── The data

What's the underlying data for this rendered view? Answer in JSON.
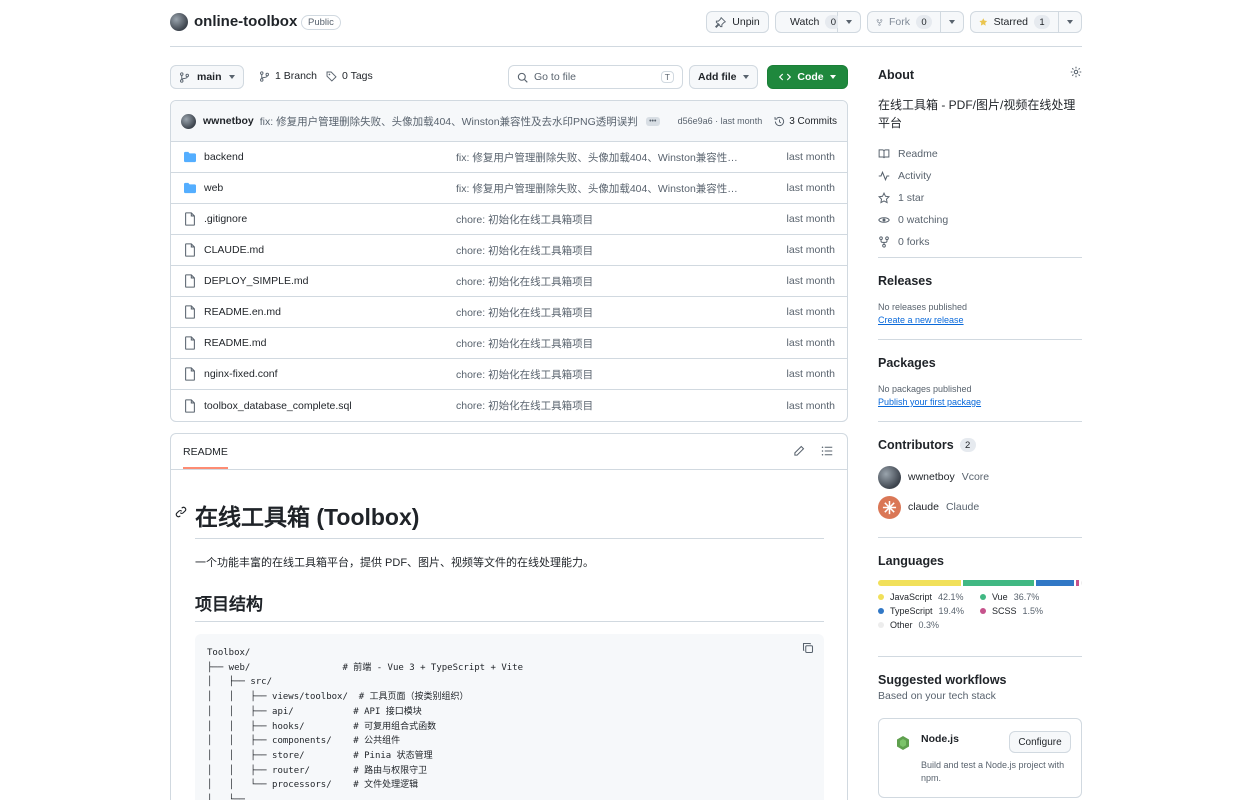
{
  "repo": {
    "name": "online-toolbox",
    "visibility": "Public"
  },
  "header_actions": {
    "unpin": "Unpin",
    "watch": "Watch",
    "watch_count": "0",
    "fork": "Fork",
    "fork_count": "0",
    "starred": "Starred",
    "star_count": "1"
  },
  "toolbar": {
    "branch": "main",
    "branches": "1 Branch",
    "tags": "0 Tags",
    "goto_placeholder": "Go to file",
    "goto_key": "T",
    "add_file": "Add file",
    "code": "Code"
  },
  "latest_commit": {
    "author": "wwnetboy",
    "message": "fix: 修复用户管理删除失败、头像加载404、Winston兼容性及去水印PNG透明误判",
    "meta": "d56e9a6 · last month",
    "commits": "3 Commits"
  },
  "files": [
    {
      "type": "dir",
      "name": "backend",
      "commit": "fix: 修复用户管理删除失败、头像加载404、Winston兼容性及去水印PNG透明误判",
      "date": "last month"
    },
    {
      "type": "dir",
      "name": "web",
      "commit": "fix: 修复用户管理删除失败、头像加载404、Winston兼容性及去水印PNG透明误判",
      "date": "last month"
    },
    {
      "type": "file",
      "name": ".gitignore",
      "commit": "chore: 初始化在线工具箱项目",
      "date": "last month"
    },
    {
      "type": "file",
      "name": "CLAUDE.md",
      "commit": "chore: 初始化在线工具箱项目",
      "date": "last month"
    },
    {
      "type": "file",
      "name": "DEPLOY_SIMPLE.md",
      "commit": "chore: 初始化在线工具箱项目",
      "date": "last month"
    },
    {
      "type": "file",
      "name": "README.en.md",
      "commit": "chore: 初始化在线工具箱项目",
      "date": "last month"
    },
    {
      "type": "file",
      "name": "README.md",
      "commit": "chore: 初始化在线工具箱项目",
      "date": "last month"
    },
    {
      "type": "file",
      "name": "nginx-fixed.conf",
      "commit": "chore: 初始化在线工具箱项目",
      "date": "last month"
    },
    {
      "type": "file",
      "name": "toolbox_database_complete.sql",
      "commit": "chore: 初始化在线工具箱项目",
      "date": "last month"
    }
  ],
  "readme": {
    "tab": "README",
    "h1": "在线工具箱 (Toolbox)",
    "intro": "一个功能丰富的在线工具箱平台，提供 PDF、图片、视频等文件的在线处理能力。",
    "h2": "项目结构",
    "code": [
      "Toolbox/",
      "├── web/                 # 前端 - Vue 3 + TypeScript + Vite",
      "│   ├── src/",
      "│   │   ├── views/toolbox/  # 工具页面（按类别组织）",
      "│   │   ├── api/           # API 接口模块",
      "│   │   ├── hooks/         # 可复用组合式函数",
      "│   │   ├── components/    # 公共组件",
      "│   │   ├── store/         # Pinia 状态管理",
      "│   │   ├── router/        # 路由与权限守卫",
      "│   │   └── processors/    # 文件处理逻辑",
      "│   └── ..."
    ]
  },
  "about": {
    "title": "About",
    "description": "在线工具箱 - PDF/图片/视频在线处理平台",
    "items": [
      {
        "icon": "book-icon",
        "label": "Readme"
      },
      {
        "icon": "pulse-icon",
        "label": "Activity"
      },
      {
        "icon": "star-icon",
        "label": "1 star"
      },
      {
        "icon": "eye-icon",
        "label": "0 watching"
      },
      {
        "icon": "fork-icon",
        "label": "0 forks"
      }
    ]
  },
  "releases": {
    "title": "Releases",
    "empty": "No releases published",
    "link": "Create a new release"
  },
  "packages": {
    "title": "Packages",
    "empty": "No packages published",
    "link": "Publish your first package"
  },
  "contributors": {
    "title": "Contributors",
    "count": "2",
    "list": [
      {
        "login": "wwnetboy",
        "name": "Vcore"
      },
      {
        "login": "claude",
        "name": "Claude"
      }
    ]
  },
  "languages": {
    "title": "Languages",
    "list": [
      {
        "name": "JavaScript",
        "pct": "42.1%",
        "value": 42.1,
        "color": "#f1e05a"
      },
      {
        "name": "Vue",
        "pct": "36.7%",
        "value": 36.7,
        "color": "#41b883"
      },
      {
        "name": "TypeScript",
        "pct": "19.4%",
        "value": 19.4,
        "color": "#3178c6"
      },
      {
        "name": "SCSS",
        "pct": "1.5%",
        "value": 1.5,
        "color": "#c6538c"
      },
      {
        "name": "Other",
        "pct": "0.3%",
        "value": 0.3,
        "color": "#ededed"
      }
    ]
  },
  "workflows": {
    "title": "Suggested workflows",
    "subtitle": "Based on your tech stack",
    "card_title": "Node.js",
    "card_desc": "Build and test a Node.js project with npm.",
    "configure": "Configure"
  }
}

────

What is needed »
List every line above containing the word "your".

Response »
    "link": "Publish your first package"
    "subtitle": "Based on your tech stack",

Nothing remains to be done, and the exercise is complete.